begin Data for the task
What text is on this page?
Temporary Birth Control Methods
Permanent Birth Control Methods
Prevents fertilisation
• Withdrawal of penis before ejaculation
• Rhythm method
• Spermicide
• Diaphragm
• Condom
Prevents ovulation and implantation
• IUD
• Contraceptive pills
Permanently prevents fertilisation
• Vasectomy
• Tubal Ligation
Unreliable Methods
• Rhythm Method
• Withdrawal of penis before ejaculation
end Data for the task
begin Data for the task
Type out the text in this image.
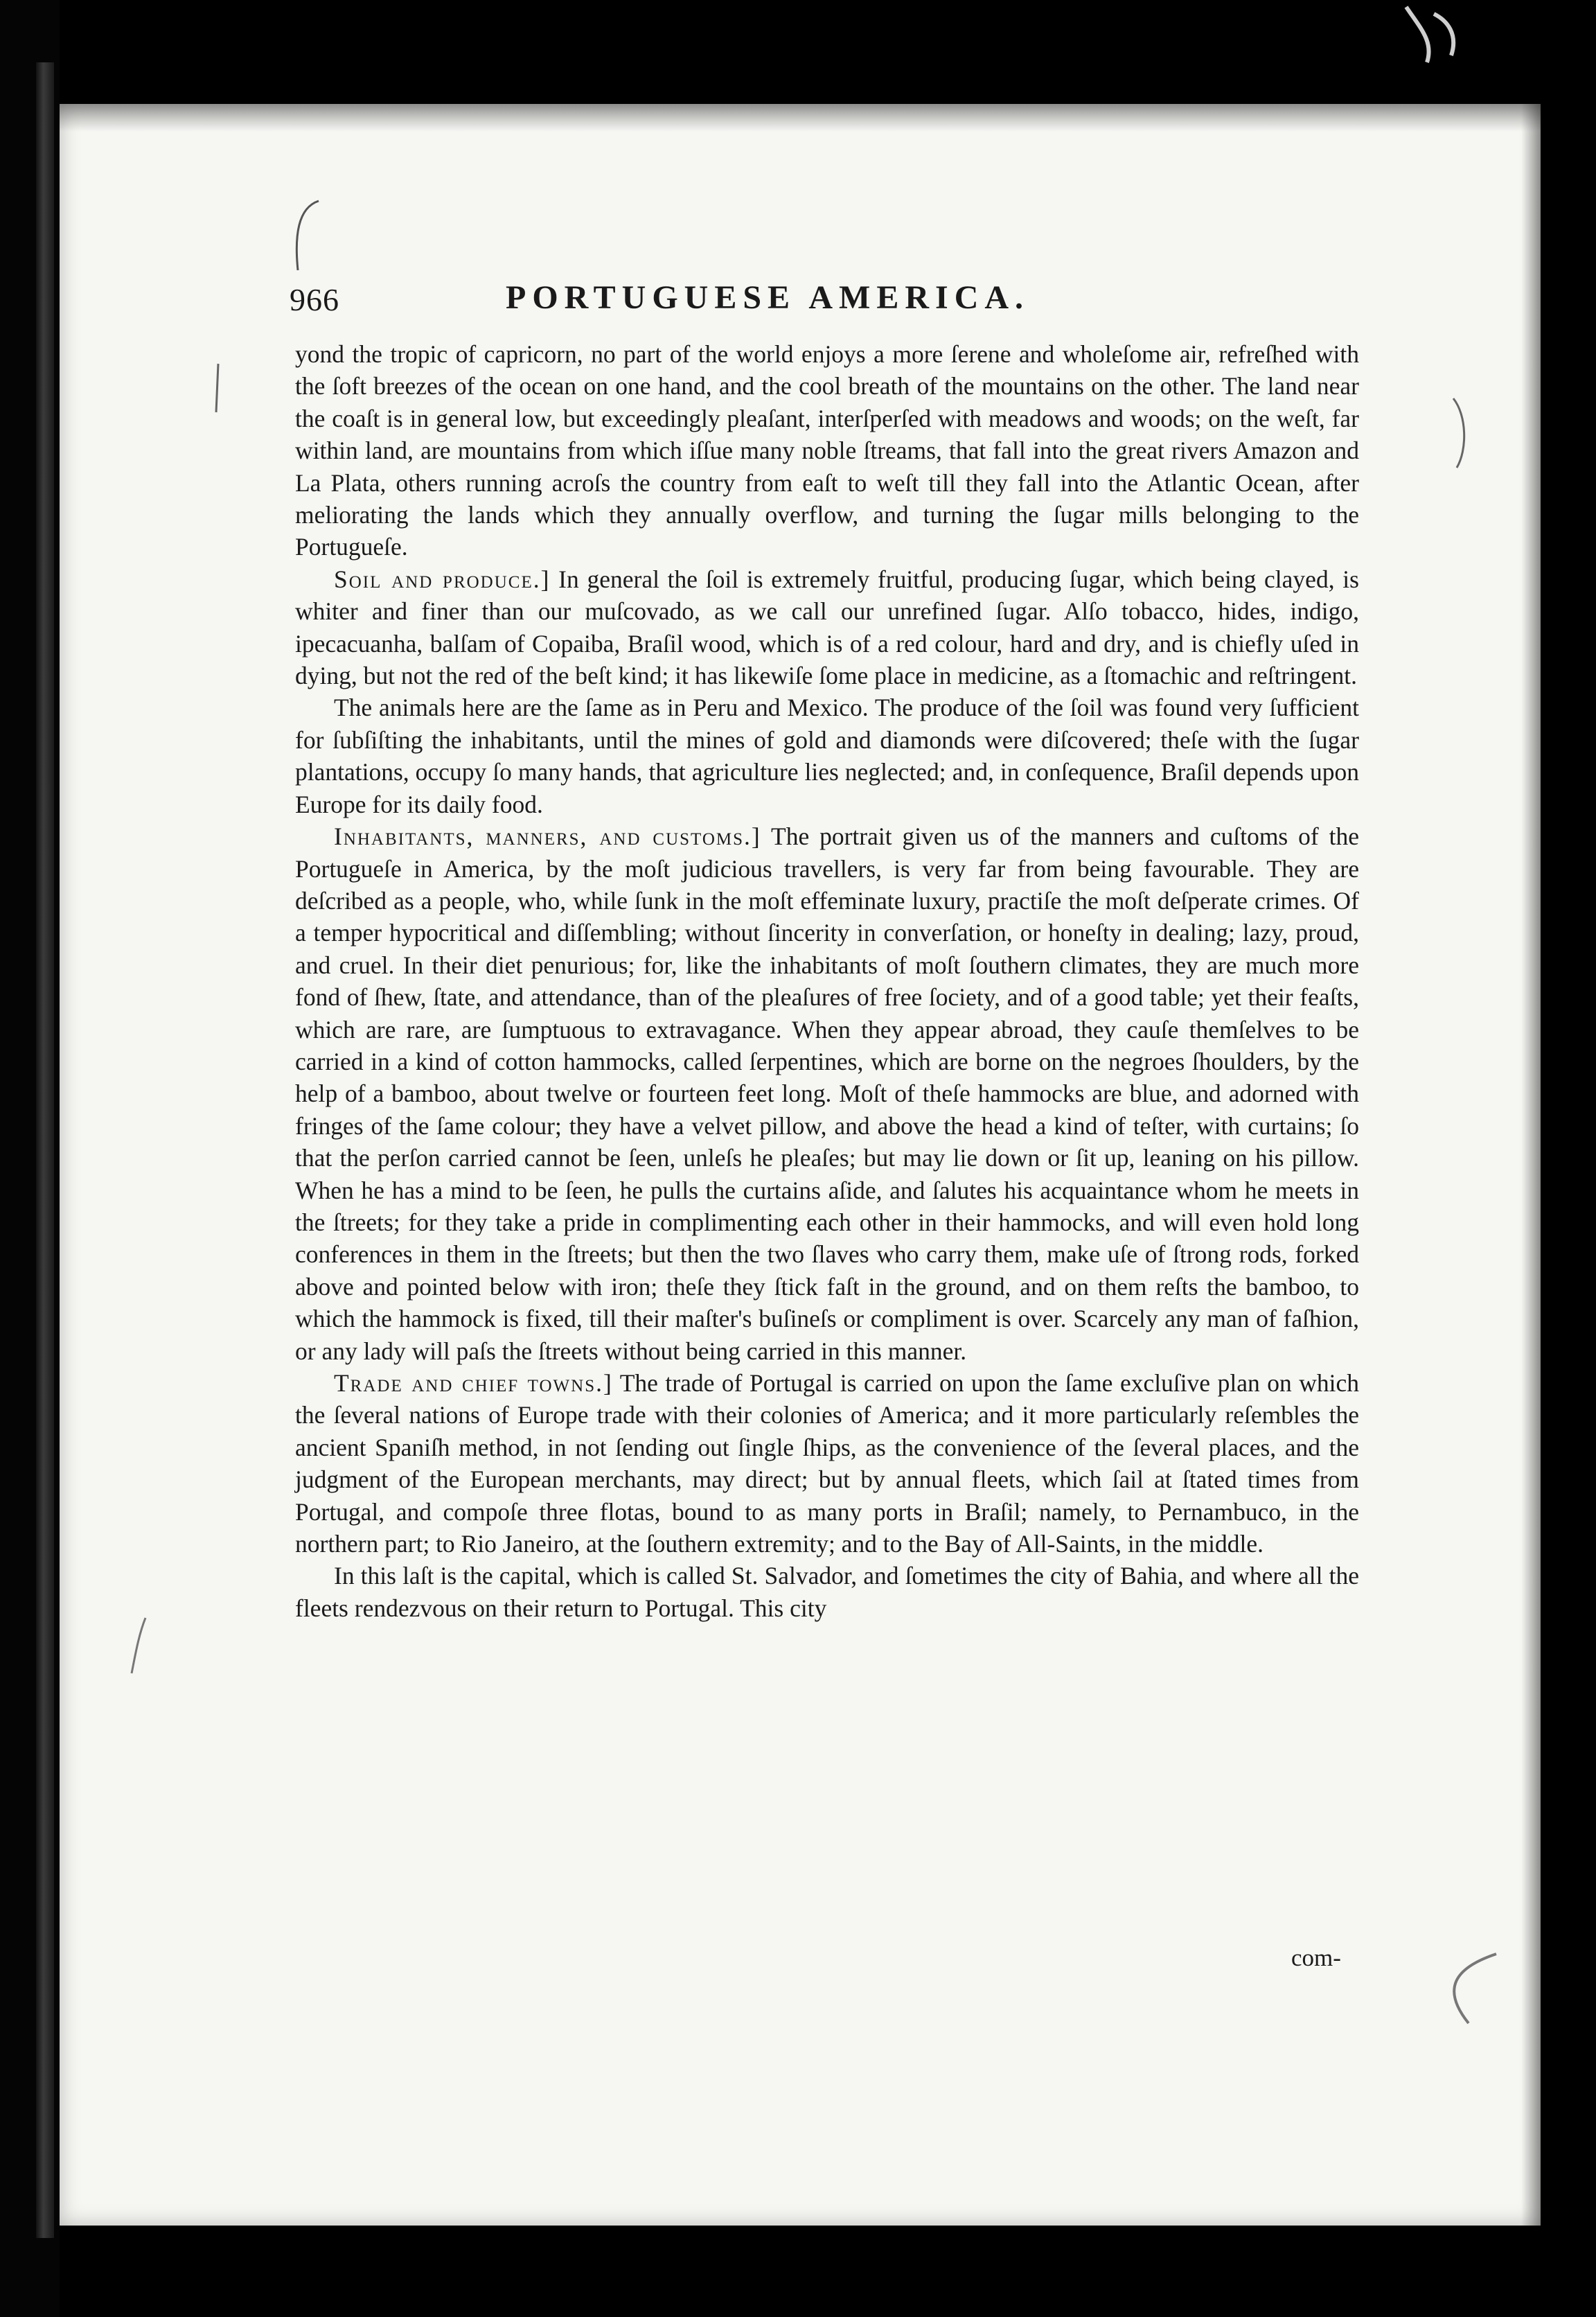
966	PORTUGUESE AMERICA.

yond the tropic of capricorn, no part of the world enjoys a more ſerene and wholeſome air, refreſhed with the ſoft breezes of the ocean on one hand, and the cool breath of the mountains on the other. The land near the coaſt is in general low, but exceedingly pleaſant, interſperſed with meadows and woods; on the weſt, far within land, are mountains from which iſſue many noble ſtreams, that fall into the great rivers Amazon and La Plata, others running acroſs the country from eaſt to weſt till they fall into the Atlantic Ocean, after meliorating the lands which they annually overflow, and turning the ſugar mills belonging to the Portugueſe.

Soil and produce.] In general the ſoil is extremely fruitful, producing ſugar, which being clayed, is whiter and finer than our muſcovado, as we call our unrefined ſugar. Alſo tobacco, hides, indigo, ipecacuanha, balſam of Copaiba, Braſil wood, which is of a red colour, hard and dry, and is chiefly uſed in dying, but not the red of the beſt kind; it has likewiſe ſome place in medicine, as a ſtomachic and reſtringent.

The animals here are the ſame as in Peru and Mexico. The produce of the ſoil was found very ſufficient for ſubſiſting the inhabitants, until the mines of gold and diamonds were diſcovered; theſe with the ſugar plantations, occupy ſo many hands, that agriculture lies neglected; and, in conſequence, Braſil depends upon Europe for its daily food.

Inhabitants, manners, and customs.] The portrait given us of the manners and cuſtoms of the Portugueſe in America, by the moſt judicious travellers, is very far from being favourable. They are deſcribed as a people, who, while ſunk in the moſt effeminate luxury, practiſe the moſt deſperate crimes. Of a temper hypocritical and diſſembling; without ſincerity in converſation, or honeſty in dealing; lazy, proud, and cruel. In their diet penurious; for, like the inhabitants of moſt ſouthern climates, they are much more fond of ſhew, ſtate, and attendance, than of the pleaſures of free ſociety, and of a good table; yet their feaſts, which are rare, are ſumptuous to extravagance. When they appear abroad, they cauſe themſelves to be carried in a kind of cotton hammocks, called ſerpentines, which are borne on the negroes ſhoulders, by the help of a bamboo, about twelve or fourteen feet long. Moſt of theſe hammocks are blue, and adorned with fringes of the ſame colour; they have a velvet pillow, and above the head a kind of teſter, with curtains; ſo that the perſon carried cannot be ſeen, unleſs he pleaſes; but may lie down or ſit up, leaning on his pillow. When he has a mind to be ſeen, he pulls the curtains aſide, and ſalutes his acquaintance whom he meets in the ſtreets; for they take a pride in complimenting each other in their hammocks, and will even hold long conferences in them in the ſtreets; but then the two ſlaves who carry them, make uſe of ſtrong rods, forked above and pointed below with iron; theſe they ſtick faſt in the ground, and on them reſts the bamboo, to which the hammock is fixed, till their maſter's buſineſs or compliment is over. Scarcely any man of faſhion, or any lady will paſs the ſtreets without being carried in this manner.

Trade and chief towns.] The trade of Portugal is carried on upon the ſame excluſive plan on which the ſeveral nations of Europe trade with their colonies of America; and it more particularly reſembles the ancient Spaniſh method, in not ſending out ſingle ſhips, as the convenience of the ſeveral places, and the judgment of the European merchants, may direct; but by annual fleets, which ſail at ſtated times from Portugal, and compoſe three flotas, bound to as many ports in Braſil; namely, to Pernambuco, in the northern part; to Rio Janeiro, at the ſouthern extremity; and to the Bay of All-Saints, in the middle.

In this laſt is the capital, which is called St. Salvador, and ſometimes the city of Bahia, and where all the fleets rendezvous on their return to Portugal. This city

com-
end Data for the task
**Task requirements:**
Of the lines in the records, how many contain the word "general"? Answer with the number and nothing else.

**Written response:**
2